**Given task:** From the records, pick out and copy each line containing "JSON".

**Excerpts from a figure dataset:**

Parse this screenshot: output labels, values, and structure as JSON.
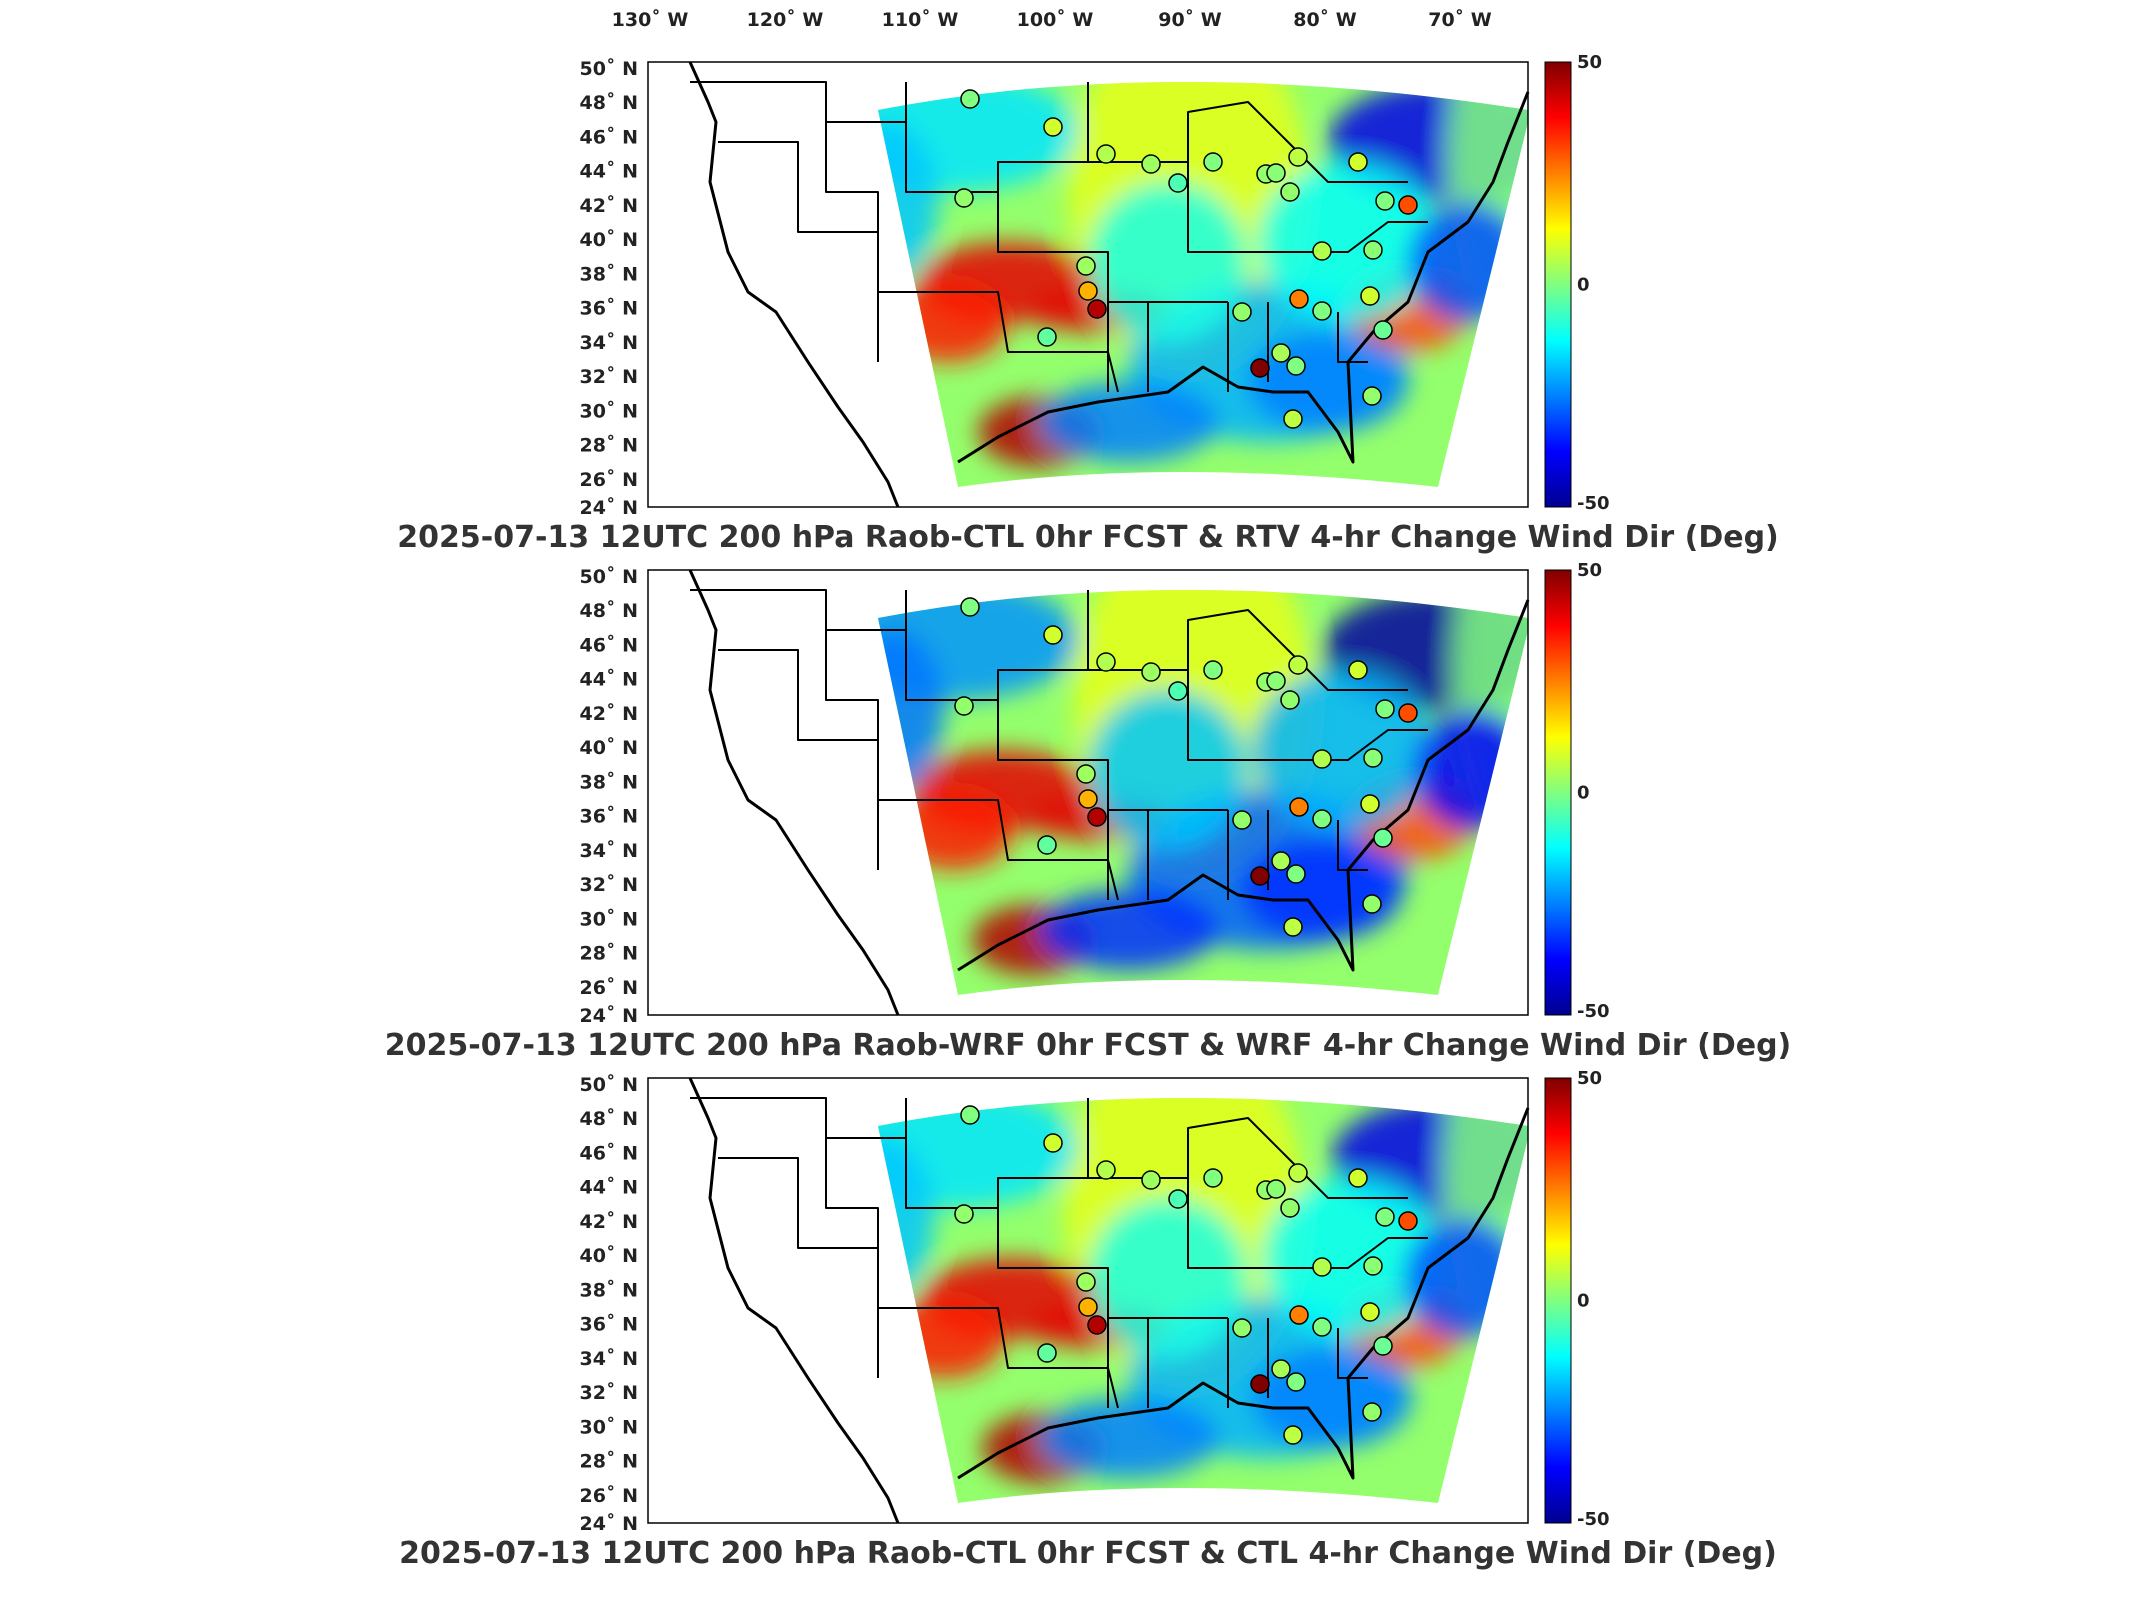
{
  "figure": {
    "lon_ticks": [
      "130˚ W",
      "120˚ W",
      "110˚ W",
      "100˚ W",
      "90˚ W",
      "80˚ W",
      "70˚ W"
    ],
    "lat_ticks": [
      "50˚ N",
      "48˚ N",
      "46˚ N",
      "44˚ N",
      "42˚ N",
      "40˚ N",
      "38˚ N",
      "36˚ N",
      "34˚ N",
      "32˚ N",
      "30˚ N",
      "28˚ N",
      "26˚ N",
      "24˚ N"
    ],
    "colorbar": {
      "max": "50",
      "mid": "0",
      "min": "-50"
    },
    "colormap": [
      "#00008f",
      "#0000ff",
      "#0080ff",
      "#00ffff",
      "#80ff80",
      "#ffff00",
      "#ff8000",
      "#ff0000",
      "#800000"
    ]
  },
  "panels": [
    {
      "title": "2025-07-13 12UTC 200 hPa Raob-CTL 0hr FCST & RTV 4-hr Change Wind Dir (Deg)"
    },
    {
      "title": "2025-07-13 12UTC 200 hPa Raob-WRF 0hr FCST & WRF 4-hr Change Wind Dir (Deg)"
    },
    {
      "title": "2025-07-13 12UTC 200 hPa Raob-CTL 0hr FCST & CTL 4-hr Change Wind Dir (Deg)"
    }
  ],
  "stations": [
    {
      "name": "s1",
      "value": 0
    },
    {
      "name": "s2",
      "value": 8
    },
    {
      "name": "s3",
      "value": 5
    },
    {
      "name": "s4",
      "value": 2
    },
    {
      "name": "s5",
      "value": 3
    },
    {
      "name": "s6",
      "value": 0
    },
    {
      "name": "s7",
      "value": -5
    },
    {
      "name": "s8",
      "value": 2
    },
    {
      "name": "s9",
      "value": 1
    },
    {
      "name": "s10",
      "value": 6
    },
    {
      "name": "s11",
      "value": 8
    },
    {
      "name": "s12",
      "value": 0
    },
    {
      "name": "s13",
      "value": 2
    },
    {
      "name": "s14",
      "value": 30
    },
    {
      "name": "s15",
      "value": 5
    },
    {
      "name": "s16",
      "value": 1
    },
    {
      "name": "s17",
      "value": 20
    },
    {
      "name": "s18",
      "value": 45
    },
    {
      "name": "s19",
      "value": -3
    },
    {
      "name": "s20",
      "value": 3
    },
    {
      "name": "s21",
      "value": 25
    },
    {
      "name": "s22",
      "value": 2
    },
    {
      "name": "s23",
      "value": 0
    },
    {
      "name": "s24",
      "value": -2
    },
    {
      "name": "s25",
      "value": 8
    },
    {
      "name": "s26",
      "value": 55
    },
    {
      "name": "s27",
      "value": 4
    },
    {
      "name": "s28",
      "value": 0
    },
    {
      "name": "s29",
      "value": 2
    },
    {
      "name": "s30",
      "value": 6
    }
  ]
}
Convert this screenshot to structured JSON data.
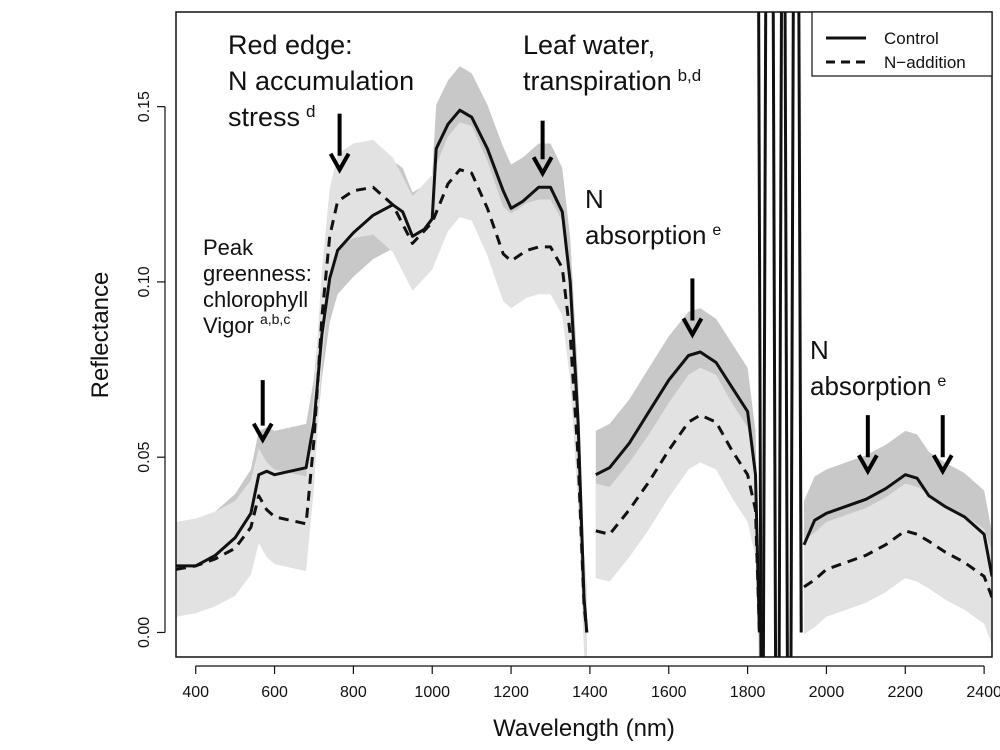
{
  "chart_data": {
    "type": "line",
    "xlabel": "Wavelength (nm)",
    "ylabel": "Reflectance",
    "xlim": [
      350,
      2420
    ],
    "ylim": [
      -0.007,
      0.177
    ],
    "x_ticks": [
      "400",
      "600",
      "800",
      "1000",
      "1200",
      "1400",
      "1600",
      "1800",
      "2000",
      "2200",
      "2400"
    ],
    "y_ticks": [
      "0.00",
      "0.05",
      "0.10",
      "0.15"
    ],
    "legend": {
      "position": "top-right",
      "entries": [
        "Control",
        "N−addition"
      ]
    },
    "series": [
      {
        "name": "Control",
        "style": "solid",
        "band_color": "#c8c8c8",
        "segments": [
          [
            [
              350,
              0.019
            ],
            [
              400,
              0.019
            ],
            [
              450,
              0.022
            ],
            [
              500,
              0.027
            ],
            [
              540,
              0.034
            ],
            [
              560,
              0.045
            ],
            [
              580,
              0.046
            ],
            [
              600,
              0.045
            ],
            [
              640,
              0.046
            ],
            [
              680,
              0.047
            ],
            [
              700,
              0.06
            ],
            [
              720,
              0.085
            ],
            [
              740,
              0.101
            ],
            [
              760,
              0.109
            ],
            [
              800,
              0.114
            ],
            [
              850,
              0.119
            ],
            [
              900,
              0.122
            ],
            [
              925,
              0.12
            ],
            [
              950,
              0.113
            ],
            [
              980,
              0.115
            ],
            [
              1000,
              0.118
            ],
            [
              1010,
              0.138
            ],
            [
              1040,
              0.145
            ],
            [
              1070,
              0.149
            ],
            [
              1100,
              0.147
            ],
            [
              1140,
              0.138
            ],
            [
              1180,
              0.126
            ],
            [
              1200,
              0.121
            ],
            [
              1230,
              0.123
            ],
            [
              1270,
              0.127
            ],
            [
              1300,
              0.127
            ],
            [
              1330,
              0.12
            ],
            [
              1350,
              0.1
            ],
            [
              1370,
              0.06
            ],
            [
              1385,
              0.01
            ],
            [
              1392,
              0.0
            ]
          ],
          [
            [
              1415,
              0.045
            ],
            [
              1450,
              0.047
            ],
            [
              1500,
              0.054
            ],
            [
              1550,
              0.063
            ],
            [
              1600,
              0.072
            ],
            [
              1650,
              0.079
            ],
            [
              1680,
              0.08
            ],
            [
              1720,
              0.077
            ],
            [
              1760,
              0.07
            ],
            [
              1800,
              0.063
            ],
            [
              1820,
              0.045
            ],
            [
              1830,
              0.0
            ]
          ],
          [
            [
              1943,
              0.025
            ],
            [
              1970,
              0.032
            ],
            [
              2000,
              0.034
            ],
            [
              2050,
              0.036
            ],
            [
              2100,
              0.038
            ],
            [
              2150,
              0.041
            ],
            [
              2200,
              0.045
            ],
            [
              2230,
              0.044
            ],
            [
              2260,
              0.039
            ],
            [
              2300,
              0.036
            ],
            [
              2350,
              0.033
            ],
            [
              2400,
              0.028
            ],
            [
              2420,
              0.016
            ]
          ]
        ]
      },
      {
        "name": "N−addition",
        "style": "dashed",
        "band_color": "#e2e2e2",
        "segments": [
          [
            [
              350,
              0.018
            ],
            [
              400,
              0.019
            ],
            [
              450,
              0.021
            ],
            [
              500,
              0.024
            ],
            [
              540,
              0.03
            ],
            [
              560,
              0.039
            ],
            [
              580,
              0.035
            ],
            [
              600,
              0.033
            ],
            [
              640,
              0.032
            ],
            [
              680,
              0.031
            ],
            [
              700,
              0.055
            ],
            [
              720,
              0.09
            ],
            [
              740,
              0.113
            ],
            [
              760,
              0.123
            ],
            [
              800,
              0.126
            ],
            [
              850,
              0.127
            ],
            [
              900,
              0.122
            ],
            [
              950,
              0.111
            ],
            [
              1000,
              0.117
            ],
            [
              1040,
              0.128
            ],
            [
              1070,
              0.132
            ],
            [
              1100,
              0.131
            ],
            [
              1140,
              0.121
            ],
            [
              1180,
              0.108
            ],
            [
              1200,
              0.106
            ],
            [
              1240,
              0.109
            ],
            [
              1270,
              0.11
            ],
            [
              1300,
              0.11
            ],
            [
              1330,
              0.104
            ],
            [
              1350,
              0.085
            ],
            [
              1370,
              0.05
            ],
            [
              1385,
              0.008
            ],
            [
              1392,
              0.0
            ]
          ],
          [
            [
              1415,
              0.029
            ],
            [
              1450,
              0.028
            ],
            [
              1500,
              0.035
            ],
            [
              1550,
              0.043
            ],
            [
              1600,
              0.052
            ],
            [
              1650,
              0.06
            ],
            [
              1680,
              0.062
            ],
            [
              1720,
              0.06
            ],
            [
              1760,
              0.052
            ],
            [
              1800,
              0.045
            ],
            [
              1820,
              0.035
            ],
            [
              1830,
              0.0
            ]
          ],
          [
            [
              1943,
              0.013
            ],
            [
              1970,
              0.015
            ],
            [
              2000,
              0.018
            ],
            [
              2050,
              0.02
            ],
            [
              2100,
              0.022
            ],
            [
              2150,
              0.025
            ],
            [
              2200,
              0.029
            ],
            [
              2230,
              0.028
            ],
            [
              2260,
              0.026
            ],
            [
              2300,
              0.023
            ],
            [
              2350,
              0.02
            ],
            [
              2400,
              0.016
            ],
            [
              2420,
              0.01
            ]
          ]
        ]
      }
    ],
    "annotations": [
      {
        "lines": [
          "Peak",
          "greenness:",
          "chlorophyll",
          "Vigor"
        ],
        "superscript": "a,b,c",
        "arrow_x": 570,
        "arrow_y_top": 0.072,
        "arrow_y_tip": 0.055
      },
      {
        "lines": [
          "Red edge:",
          "N accumulation",
          "stress"
        ],
        "superscript": "d",
        "arrow_x": 765,
        "arrow_y_top": 0.148,
        "arrow_y_tip": 0.132
      },
      {
        "lines": [
          "Leaf water,",
          "transpiration"
        ],
        "superscript": "b,d",
        "arrow_x": 1280,
        "arrow_y_top": 0.146,
        "arrow_y_tip": 0.131
      },
      {
        "lines": [
          "N",
          "absorption"
        ],
        "superscript": "e",
        "arrow_x": 1660,
        "arrow_y_top": 0.101,
        "arrow_y_tip": 0.085
      },
      {
        "lines": [
          "N",
          "absorption"
        ],
        "superscript": "e",
        "arrow_x": 2105,
        "arrow_y_top": 0.062,
        "arrow_y_tip": 0.046
      },
      {
        "arrow_x": 2295,
        "arrow_y_top": 0.062,
        "arrow_y_tip": 0.046
      }
    ]
  }
}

**Solution:**
Parse this screenshot: output labels, values, and structure as JSON.
Convert this screenshot to structured JSON data.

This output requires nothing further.